→ What you are asked to do:
Using the listing below, please gather every line containing the word "this".

* begin Supplied data *

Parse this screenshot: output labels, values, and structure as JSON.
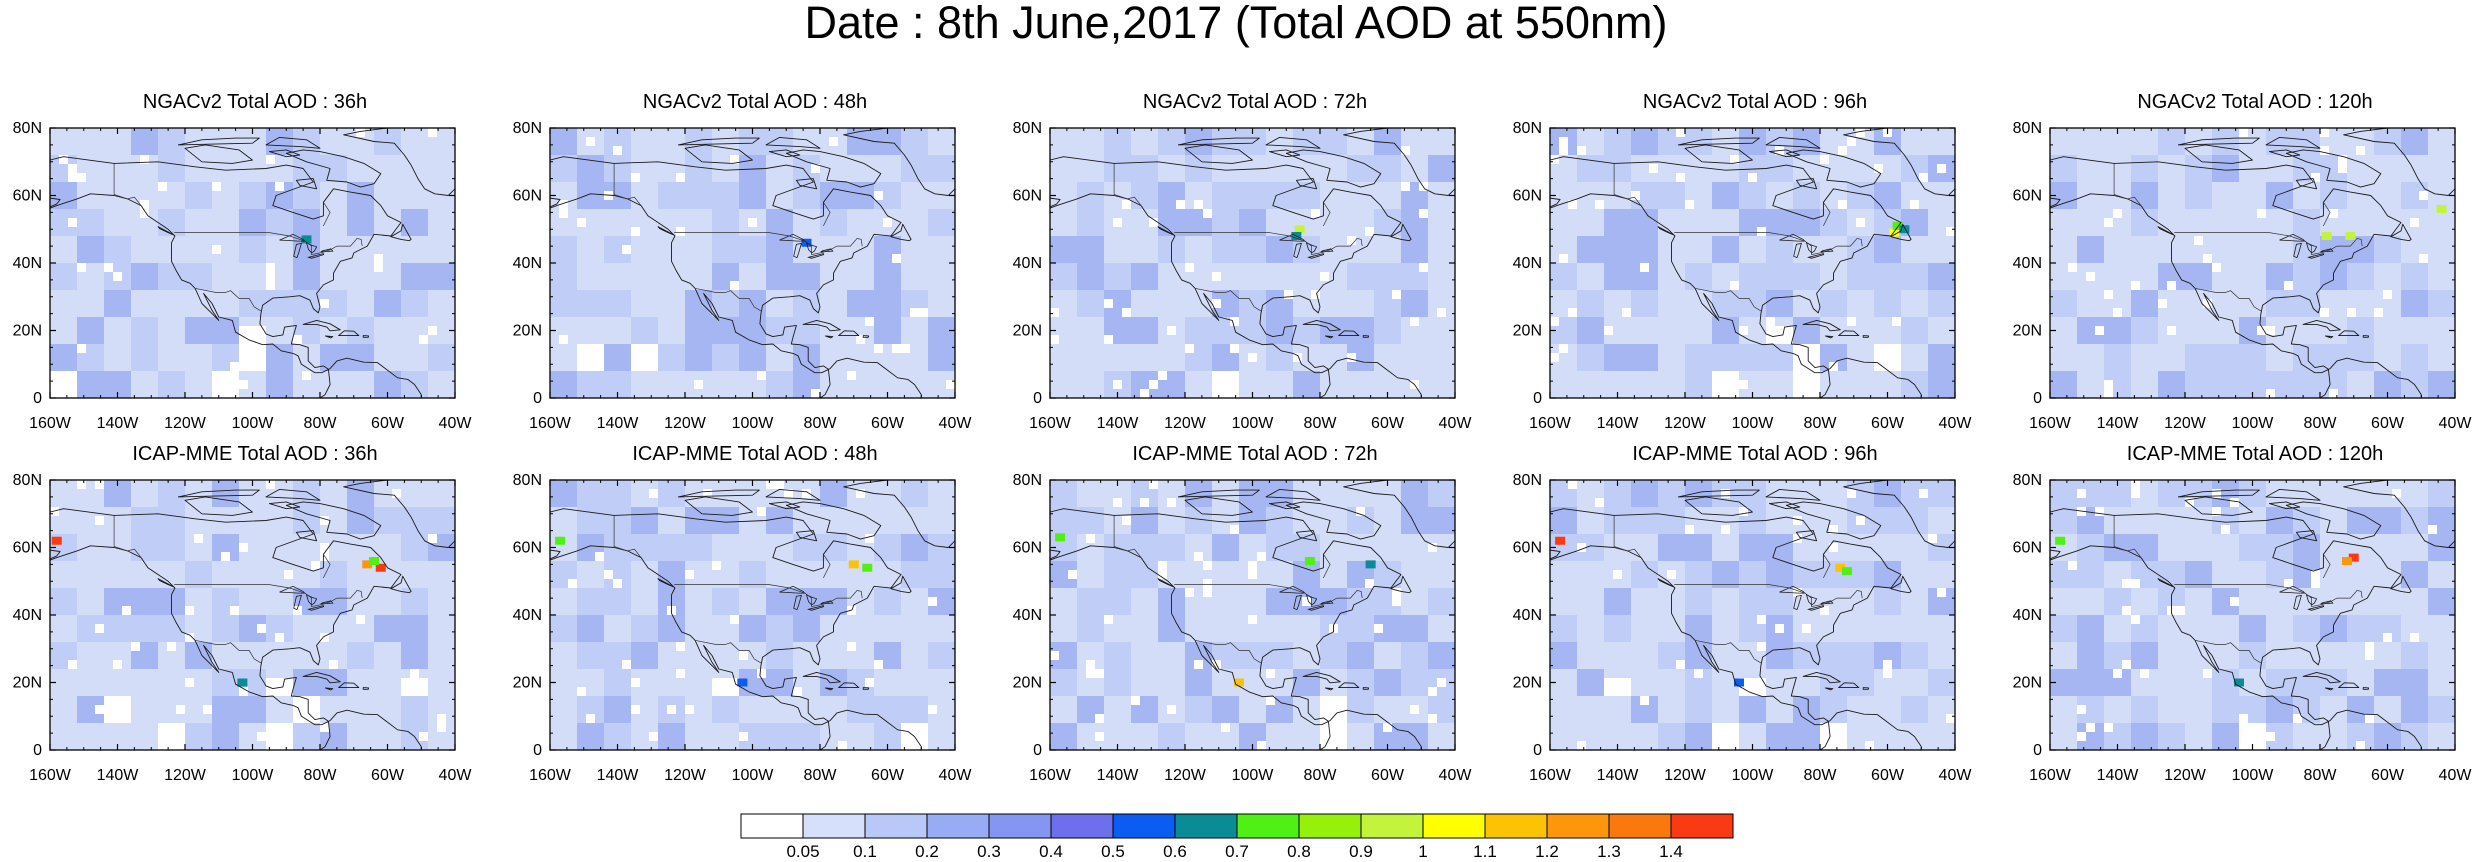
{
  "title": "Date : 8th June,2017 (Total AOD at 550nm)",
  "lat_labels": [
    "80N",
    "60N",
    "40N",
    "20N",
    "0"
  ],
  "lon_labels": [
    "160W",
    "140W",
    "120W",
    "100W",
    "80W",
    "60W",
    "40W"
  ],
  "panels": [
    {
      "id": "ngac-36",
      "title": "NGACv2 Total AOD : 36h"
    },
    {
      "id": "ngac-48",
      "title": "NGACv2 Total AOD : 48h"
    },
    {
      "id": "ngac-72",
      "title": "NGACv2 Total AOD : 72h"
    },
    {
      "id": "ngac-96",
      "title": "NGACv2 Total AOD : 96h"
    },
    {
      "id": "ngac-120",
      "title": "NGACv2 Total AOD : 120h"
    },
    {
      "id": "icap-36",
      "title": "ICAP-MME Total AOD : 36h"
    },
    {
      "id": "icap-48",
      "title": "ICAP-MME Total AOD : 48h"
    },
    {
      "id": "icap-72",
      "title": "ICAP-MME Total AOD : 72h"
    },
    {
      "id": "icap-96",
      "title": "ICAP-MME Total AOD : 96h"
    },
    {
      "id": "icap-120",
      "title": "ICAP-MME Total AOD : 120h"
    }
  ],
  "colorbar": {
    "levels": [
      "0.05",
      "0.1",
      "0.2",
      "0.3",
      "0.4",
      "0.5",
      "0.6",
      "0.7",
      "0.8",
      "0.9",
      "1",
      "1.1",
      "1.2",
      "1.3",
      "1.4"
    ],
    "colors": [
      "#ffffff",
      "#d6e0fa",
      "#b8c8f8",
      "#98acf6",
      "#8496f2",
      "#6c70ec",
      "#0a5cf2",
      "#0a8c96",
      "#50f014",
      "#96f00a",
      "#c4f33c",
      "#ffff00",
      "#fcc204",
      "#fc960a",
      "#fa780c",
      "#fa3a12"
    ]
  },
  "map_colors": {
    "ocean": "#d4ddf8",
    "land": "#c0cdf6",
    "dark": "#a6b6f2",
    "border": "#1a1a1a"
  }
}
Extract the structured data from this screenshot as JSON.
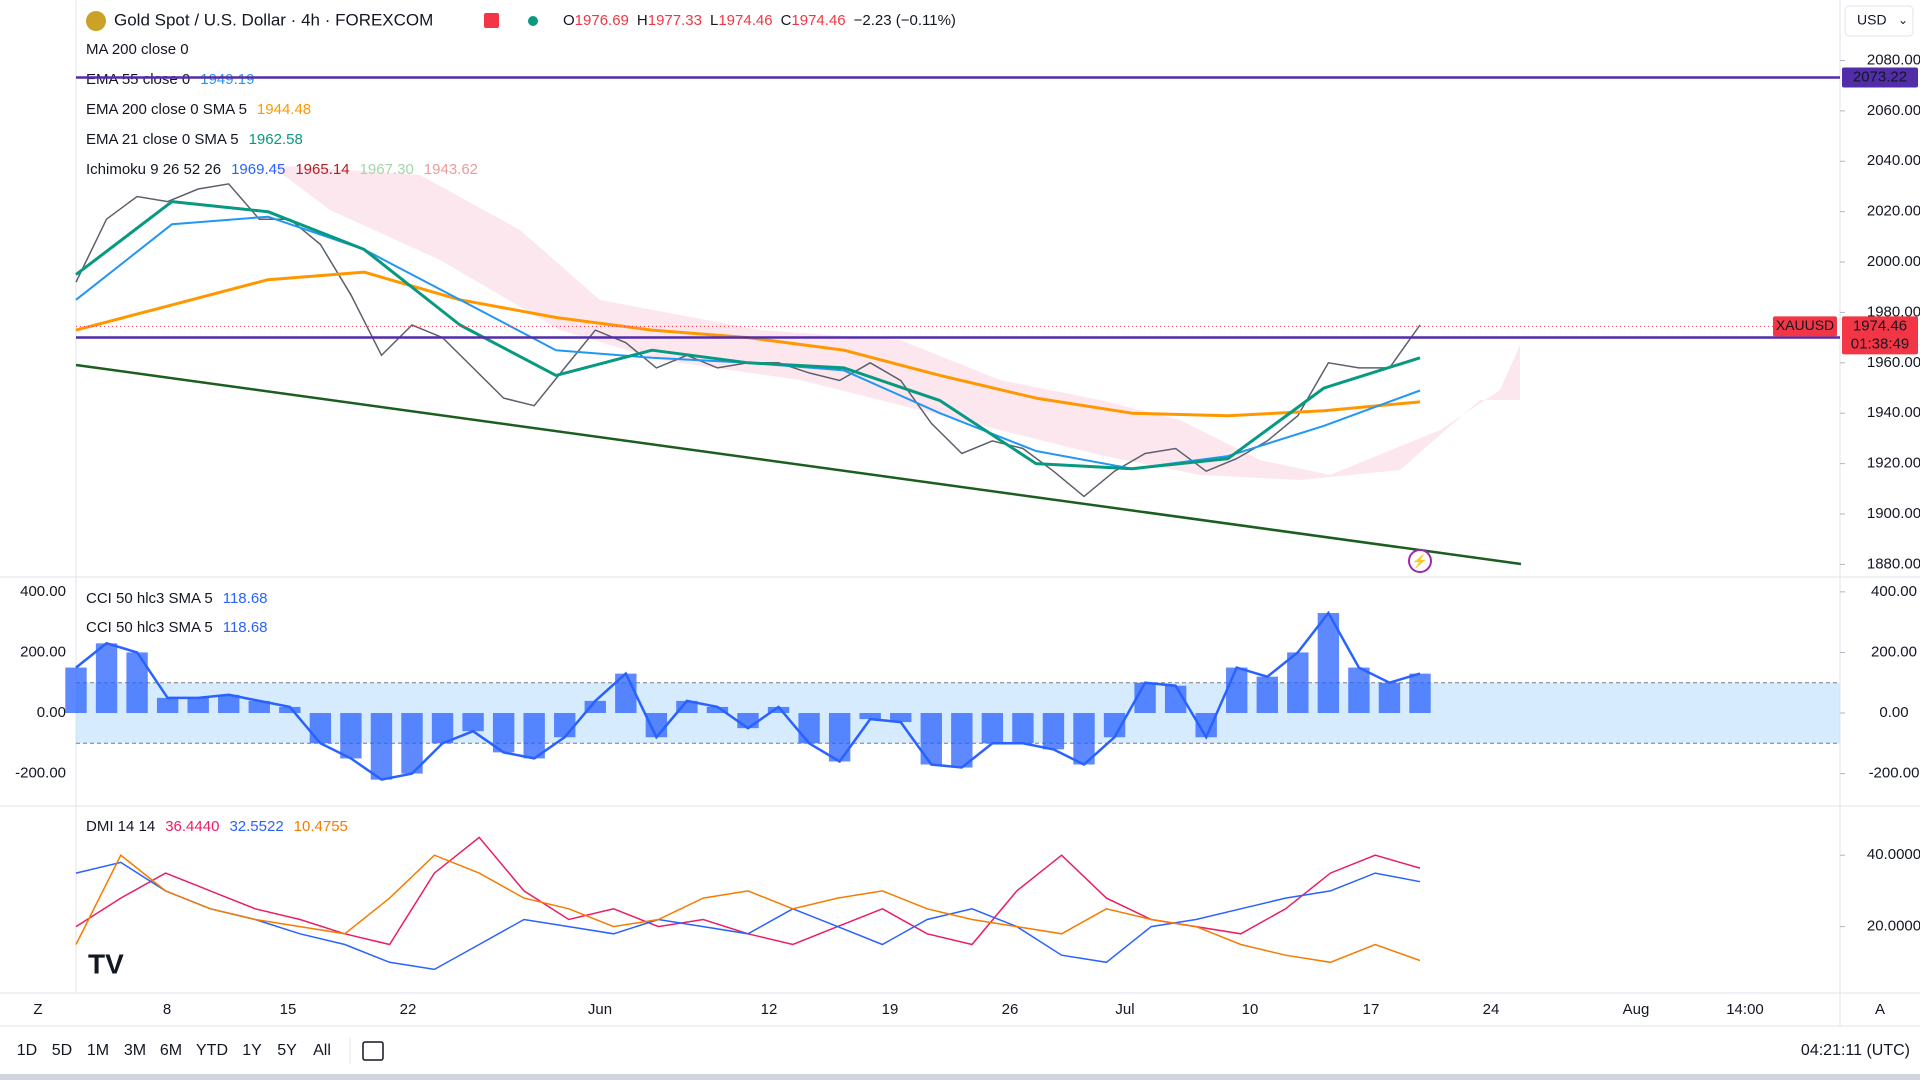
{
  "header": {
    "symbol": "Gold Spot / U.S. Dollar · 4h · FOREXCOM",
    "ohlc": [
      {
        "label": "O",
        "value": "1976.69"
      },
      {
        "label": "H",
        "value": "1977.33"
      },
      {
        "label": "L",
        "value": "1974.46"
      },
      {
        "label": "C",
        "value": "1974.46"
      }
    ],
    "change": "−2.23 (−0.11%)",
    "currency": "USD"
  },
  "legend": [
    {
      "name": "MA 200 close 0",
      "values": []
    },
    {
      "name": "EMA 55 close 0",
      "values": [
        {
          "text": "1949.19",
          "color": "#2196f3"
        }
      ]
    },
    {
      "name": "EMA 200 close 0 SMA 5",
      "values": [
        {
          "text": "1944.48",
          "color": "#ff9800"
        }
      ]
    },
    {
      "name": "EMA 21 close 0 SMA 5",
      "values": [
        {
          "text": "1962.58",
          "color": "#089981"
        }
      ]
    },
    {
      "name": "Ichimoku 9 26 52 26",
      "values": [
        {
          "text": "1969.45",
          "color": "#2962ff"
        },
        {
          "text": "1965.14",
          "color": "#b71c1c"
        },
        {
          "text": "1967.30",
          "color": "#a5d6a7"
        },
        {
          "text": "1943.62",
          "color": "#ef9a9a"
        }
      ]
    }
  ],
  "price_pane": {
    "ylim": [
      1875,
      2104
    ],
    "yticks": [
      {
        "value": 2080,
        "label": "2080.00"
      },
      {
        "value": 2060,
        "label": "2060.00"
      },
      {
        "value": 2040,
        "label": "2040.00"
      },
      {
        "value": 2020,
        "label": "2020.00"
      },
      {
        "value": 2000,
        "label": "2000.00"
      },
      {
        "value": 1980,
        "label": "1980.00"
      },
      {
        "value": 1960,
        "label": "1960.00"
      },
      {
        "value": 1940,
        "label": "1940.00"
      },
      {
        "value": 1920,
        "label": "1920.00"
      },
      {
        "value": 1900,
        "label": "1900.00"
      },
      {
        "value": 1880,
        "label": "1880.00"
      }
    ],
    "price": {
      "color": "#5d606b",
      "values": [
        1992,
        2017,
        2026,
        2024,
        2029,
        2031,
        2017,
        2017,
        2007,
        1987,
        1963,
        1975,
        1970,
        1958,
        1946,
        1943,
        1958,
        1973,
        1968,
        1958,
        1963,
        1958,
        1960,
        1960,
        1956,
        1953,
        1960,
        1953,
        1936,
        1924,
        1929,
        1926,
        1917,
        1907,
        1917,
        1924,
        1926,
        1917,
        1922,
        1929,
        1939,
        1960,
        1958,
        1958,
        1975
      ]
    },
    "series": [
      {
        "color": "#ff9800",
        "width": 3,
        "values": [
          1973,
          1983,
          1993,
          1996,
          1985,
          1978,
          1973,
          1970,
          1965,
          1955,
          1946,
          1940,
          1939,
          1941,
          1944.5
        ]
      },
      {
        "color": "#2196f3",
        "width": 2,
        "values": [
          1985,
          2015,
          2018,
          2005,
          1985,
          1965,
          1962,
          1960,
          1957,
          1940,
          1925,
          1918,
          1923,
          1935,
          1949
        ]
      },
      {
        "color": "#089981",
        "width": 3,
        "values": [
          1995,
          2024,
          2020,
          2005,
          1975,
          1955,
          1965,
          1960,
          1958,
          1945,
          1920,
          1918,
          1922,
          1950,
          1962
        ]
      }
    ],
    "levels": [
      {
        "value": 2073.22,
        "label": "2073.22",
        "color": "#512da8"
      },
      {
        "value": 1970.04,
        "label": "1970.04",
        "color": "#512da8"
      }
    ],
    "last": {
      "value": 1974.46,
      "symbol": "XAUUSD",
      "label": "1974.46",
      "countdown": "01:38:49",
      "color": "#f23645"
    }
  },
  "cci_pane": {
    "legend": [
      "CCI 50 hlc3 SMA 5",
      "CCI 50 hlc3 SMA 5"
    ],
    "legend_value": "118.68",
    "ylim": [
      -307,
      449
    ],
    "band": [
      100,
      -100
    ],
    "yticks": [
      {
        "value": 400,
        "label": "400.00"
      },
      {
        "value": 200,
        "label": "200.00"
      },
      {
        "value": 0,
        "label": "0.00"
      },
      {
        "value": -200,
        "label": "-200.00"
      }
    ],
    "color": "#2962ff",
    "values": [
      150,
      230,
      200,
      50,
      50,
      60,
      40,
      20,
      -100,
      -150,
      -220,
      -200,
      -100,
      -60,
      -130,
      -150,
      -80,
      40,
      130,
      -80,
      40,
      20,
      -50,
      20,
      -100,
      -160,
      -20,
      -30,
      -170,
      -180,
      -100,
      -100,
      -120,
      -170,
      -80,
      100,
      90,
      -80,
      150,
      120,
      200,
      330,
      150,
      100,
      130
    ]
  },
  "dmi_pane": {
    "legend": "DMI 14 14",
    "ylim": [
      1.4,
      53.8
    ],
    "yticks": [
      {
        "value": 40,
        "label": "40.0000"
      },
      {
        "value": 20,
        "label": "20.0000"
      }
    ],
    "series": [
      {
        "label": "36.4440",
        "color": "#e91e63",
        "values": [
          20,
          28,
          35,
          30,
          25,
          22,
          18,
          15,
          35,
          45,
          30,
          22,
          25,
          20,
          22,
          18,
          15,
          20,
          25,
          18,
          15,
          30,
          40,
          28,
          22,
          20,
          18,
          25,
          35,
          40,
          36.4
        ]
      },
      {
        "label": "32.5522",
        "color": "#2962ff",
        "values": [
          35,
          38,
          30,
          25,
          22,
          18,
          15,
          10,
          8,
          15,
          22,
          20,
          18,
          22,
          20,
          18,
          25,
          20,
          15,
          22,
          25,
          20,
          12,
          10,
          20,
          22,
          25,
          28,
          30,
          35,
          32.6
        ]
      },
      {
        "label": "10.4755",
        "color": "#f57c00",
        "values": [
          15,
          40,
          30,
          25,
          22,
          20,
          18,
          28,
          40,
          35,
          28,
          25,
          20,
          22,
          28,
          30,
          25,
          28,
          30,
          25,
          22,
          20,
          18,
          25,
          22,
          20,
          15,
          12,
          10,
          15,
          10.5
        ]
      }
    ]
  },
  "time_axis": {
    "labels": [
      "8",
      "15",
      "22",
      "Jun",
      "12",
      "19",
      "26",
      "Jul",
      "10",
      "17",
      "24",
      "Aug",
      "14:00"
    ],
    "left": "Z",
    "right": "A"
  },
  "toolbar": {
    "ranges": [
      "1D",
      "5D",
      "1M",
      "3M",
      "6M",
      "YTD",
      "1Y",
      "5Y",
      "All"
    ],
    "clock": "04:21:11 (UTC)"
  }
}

* end Supplied data *

→ Reply:
Parse this screenshot: output labels, values, and structure as JSON.
Extract the structured data from this screenshot as JSON.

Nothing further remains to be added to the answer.